#### Data in this exercise:

>>>>>

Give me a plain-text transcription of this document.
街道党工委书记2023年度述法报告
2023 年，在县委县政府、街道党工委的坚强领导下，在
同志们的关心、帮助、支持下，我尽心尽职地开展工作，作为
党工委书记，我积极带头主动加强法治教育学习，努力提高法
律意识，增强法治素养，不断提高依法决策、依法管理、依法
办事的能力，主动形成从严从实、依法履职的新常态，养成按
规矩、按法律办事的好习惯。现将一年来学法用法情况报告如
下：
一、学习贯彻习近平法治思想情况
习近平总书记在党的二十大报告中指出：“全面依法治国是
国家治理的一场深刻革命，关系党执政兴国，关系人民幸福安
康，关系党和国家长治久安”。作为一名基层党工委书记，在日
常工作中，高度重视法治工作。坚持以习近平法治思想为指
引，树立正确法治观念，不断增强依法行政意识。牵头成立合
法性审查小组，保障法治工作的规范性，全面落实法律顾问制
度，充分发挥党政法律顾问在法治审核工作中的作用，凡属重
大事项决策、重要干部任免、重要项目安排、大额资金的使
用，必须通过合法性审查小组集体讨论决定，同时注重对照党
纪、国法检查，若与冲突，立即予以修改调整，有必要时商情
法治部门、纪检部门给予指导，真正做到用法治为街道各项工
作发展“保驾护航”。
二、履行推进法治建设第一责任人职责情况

<<<<<

#### Task directions:
Each record above must be given again exactly.

#### Output of the exercise:
Give me a plain-text transcription of this document.
街道党工委书记2023年度述法报告
2023 年，在县委县政府、街道党工委的坚强领导下，在
同志们的关心、帮助、支持下，我尽心尽职地开展工作，作为
党工委书记，我积极带头主动加强法治教育学习，努力提高法
律意识，增强法治素养，不断提高依法决策、依法管理、依法
办事的能力，主动形成从严从实、依法履职的新常态，养成按
规矩、按法律办事的好习惯。现将一年来学法用法情况报告如
下：
一、学习贯彻习近平法治思想情况
习近平总书记在党的二十大报告中指出：“全面依法治国是
国家治理的一场深刻革命，关系党执政兴国，关系人民幸福安
康，关系党和国家长治久安”。作为一名基层党工委书记，在日
常工作中，高度重视法治工作。坚持以习近平法治思想为指
引，树立正确法治观念，不断增强依法行政意识。牵头成立合
法性审查小组，保障法治工作的规范性，全面落实法律顾问制
度，充分发挥党政法律顾问在法治审核工作中的作用，凡属重
大事项决策、重要干部任免、重要项目安排、大额资金的使
用，必须通过合法性审查小组集体讨论决定，同时注重对照党
纪、国法检查，若与冲突，立即予以修改调整，有必要时商情
法治部门、纪检部门给予指导，真正做到用法治为街道各项工
作发展“保驾护航”。
二、履行推进法治建设第一责任人职责情况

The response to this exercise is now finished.